>> BEGIN AVAILABLE DATA
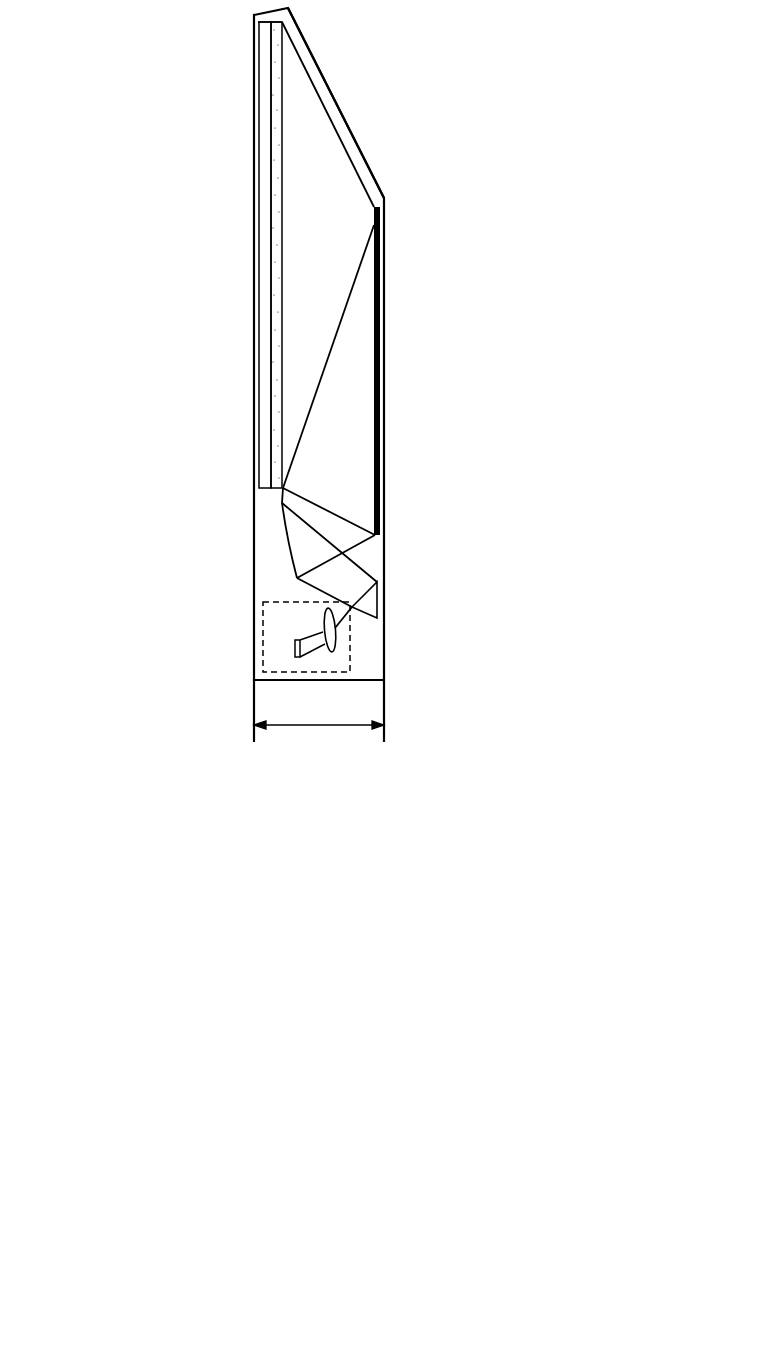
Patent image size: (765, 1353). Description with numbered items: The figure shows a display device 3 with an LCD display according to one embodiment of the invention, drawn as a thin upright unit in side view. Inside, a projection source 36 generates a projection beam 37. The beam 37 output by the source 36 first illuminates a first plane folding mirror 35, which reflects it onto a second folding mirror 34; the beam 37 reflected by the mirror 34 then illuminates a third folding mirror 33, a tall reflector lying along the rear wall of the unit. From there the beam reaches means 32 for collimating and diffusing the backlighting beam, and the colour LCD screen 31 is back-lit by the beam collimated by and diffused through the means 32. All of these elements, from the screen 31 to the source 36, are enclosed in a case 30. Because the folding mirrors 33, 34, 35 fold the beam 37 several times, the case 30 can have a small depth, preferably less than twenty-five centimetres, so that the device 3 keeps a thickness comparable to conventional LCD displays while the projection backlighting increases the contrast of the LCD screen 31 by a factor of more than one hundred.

The display device 3 is at (238, 397).
The case 30 is at (255, 582).
The colour LCD screen 31 is at (263, 145).
The means for collimating and diffusing 32 is at (272, 187).
The third folding mirror 33 is at (370, 290).
The second folding mirror 34 is at (293, 534).
The first plane folding mirror 35 is at (377, 600).
The projection source 36 is at (353, 662).
The projection beam 37 is at (331, 122).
>> END AVAILABLE DATA
Format every line of the material above as a JSON list of strings, one string per line, with blank lines omitted. Leave the picture out of the list.

[
  "Patent image size: (765, 1353). Description with numbered items: The figure shows a display device 3 with an LCD display according to one embodiment of the invention, drawn as a thin upright unit in side view. Inside, a projection source 36 generates a projection beam 37. The beam 37 output by the source 36 first illuminates a first plane folding mirror 35, which reflects it onto a second folding mirror 34; the beam 37 reflected by the mirror 34 then illuminates a third folding mirror 33, a tall reflector lying along the rear wall of the unit. From there the beam reaches means 32 for collimating and diffusing the backlighting beam, and the colour LCD screen 31 is back-lit by the beam collimated by and diffused through the means 32. All of these elements, from the screen 31 to the source 36, are enclosed in a case 30. Because the folding mirrors 33, 34, 35 fold the beam 37 several times, the case 30 can have a small depth, preferably less than twenty-five centimetres, so that the device 3 keeps a thickness comparable to conventional LCD displays while the projection backlighting increases the contrast of the LCD screen 31 by a factor of more than one hundred.",
  "The display device 3 is at (238, 397).",
  "The case 30 is at (255, 582).",
  "The colour LCD screen 31 is at (263, 145).",
  "The means for collimating and diffusing 32 is at (272, 187).",
  "The third folding mirror 33 is at (370, 290).",
  "The second folding mirror 34 is at (293, 534).",
  "The first plane folding mirror 35 is at (377, 600).",
  "The projection source 36 is at (353, 662).",
  "The projection beam 37 is at (331, 122)."
]